**Instructions for the task**.
Reproduce all the lines exactly as they stand, apart from the pictures.

[Recorded data start]

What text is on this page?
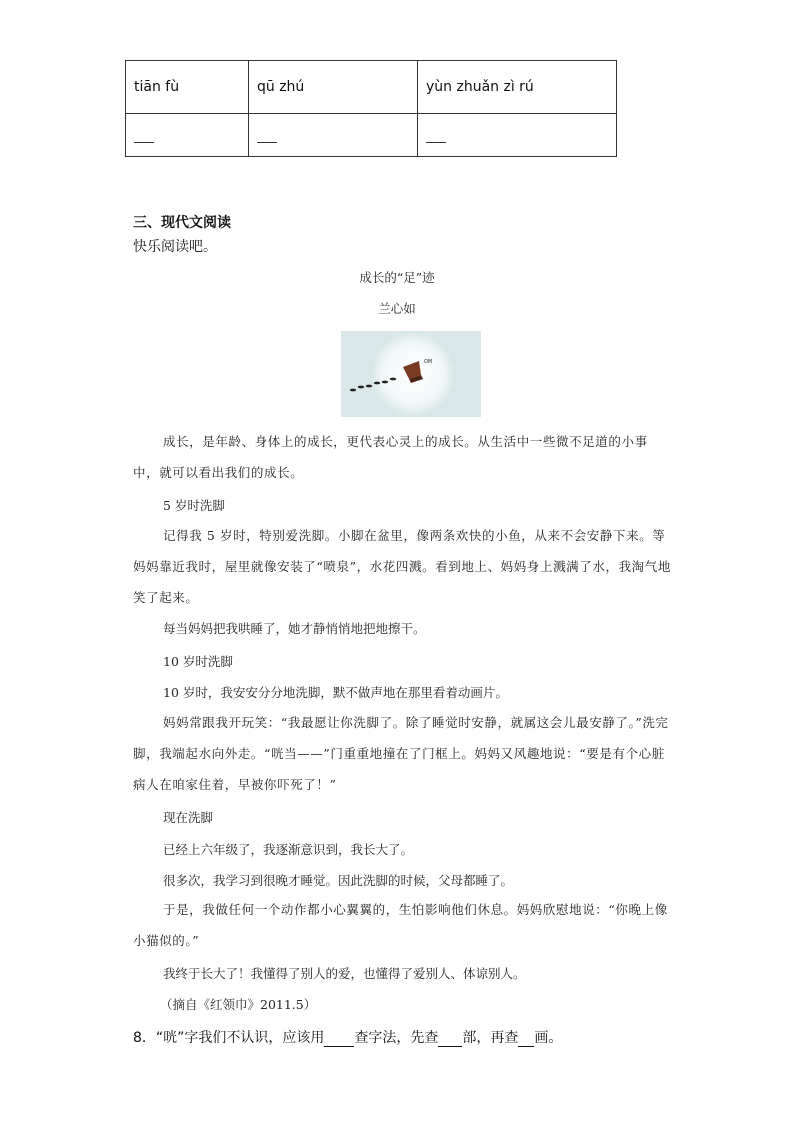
tiān fù	qū zhú	yùn zhuǎn zì rú

三、现代文阅读
快乐阅读吧。
成长的“足”迹
兰心如
OM
成长，是年龄、身体上的成长，更代表心灵上的成长。从生活中一些微不足道的小事中，就可以看出我们的成长。
5 岁时洗脚
记得我 5 岁时，特别爱洗脚。小脚在盆里，像两条欢快的小鱼，从来不会安静下来。等妈妈靠近我时，屋里就像安装了“喷泉”，水花四溅。看到地上、妈妈身上溅满了水，我淘气地笑了起来。
每当妈妈把我哄睡了，她才静悄悄地把地擦干。
10 岁时洗脚
10 岁时，我安安分分地洗脚，默不做声地在那里看着动画片。
妈妈常跟我开玩笑：“我最愿让你洗脚了。除了睡觉时安静，就属这会儿最安静了。”洗完脚，我端起水向外走。“咣当——”门重重地撞在了门框上。妈妈又风趣地说：“要是有个心脏病人在咱家住着，早被你吓死了！”
现在洗脚
已经上六年级了，我逐渐意识到，我长大了。
很多次，我学习到很晚才睡觉。因此洗脚的时候，父母都睡了。
于是，我做任何一个动作都小心翼翼的，生怕影响他们休息。妈妈欣慰地说：“你晚上像小猫似的。”
我终于长大了！我懂得了别人的爱，也懂得了爱别人、体谅别人。
（摘自《红领巾》2011.5）
8．“咣”字我们不认识，应该用 查字法，先查 部，再查 画。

[Recorded data end]

**Full output**.
What text is on this page?
tiān fù	qū zhú	yùn zhuǎn zì rú

三、现代文阅读
快乐阅读吧。
成长的“足”迹
兰心如
OM
成长，是年龄、身体上的成长，更代表心灵上的成长。从生活中一些微不足道的小事中，就可以看出我们的成长。
5 岁时洗脚
记得我 5 岁时，特别爱洗脚。小脚在盆里，像两条欢快的小鱼，从来不会安静下来。等妈妈靠近我时，屋里就像安装了“喷泉”，水花四溅。看到地上、妈妈身上溅满了水，我淘气地笑了起来。
每当妈妈把我哄睡了，她才静悄悄地把地擦干。
10 岁时洗脚
10 岁时，我安安分分地洗脚，默不做声地在那里看着动画片。
妈妈常跟我开玩笑：“我最愿让你洗脚了。除了睡觉时安静，就属这会儿最安静了。”洗完脚，我端起水向外走。“咣当——”门重重地撞在了门框上。妈妈又风趣地说：“要是有个心脏病人在咱家住着，早被你吓死了！”
现在洗脚
已经上六年级了，我逐渐意识到，我长大了。
很多次，我学习到很晚才睡觉。因此洗脚的时候，父母都睡了。
于是，我做任何一个动作都小心翼翼的，生怕影响他们休息。妈妈欣慰地说：“你晚上像小猫似的。”
我终于长大了！我懂得了别人的爱，也懂得了爱别人、体谅别人。
（摘自《红领巾》2011.5）
8．“咣”字我们不认识，应该用 查字法，先查 部，再查 画。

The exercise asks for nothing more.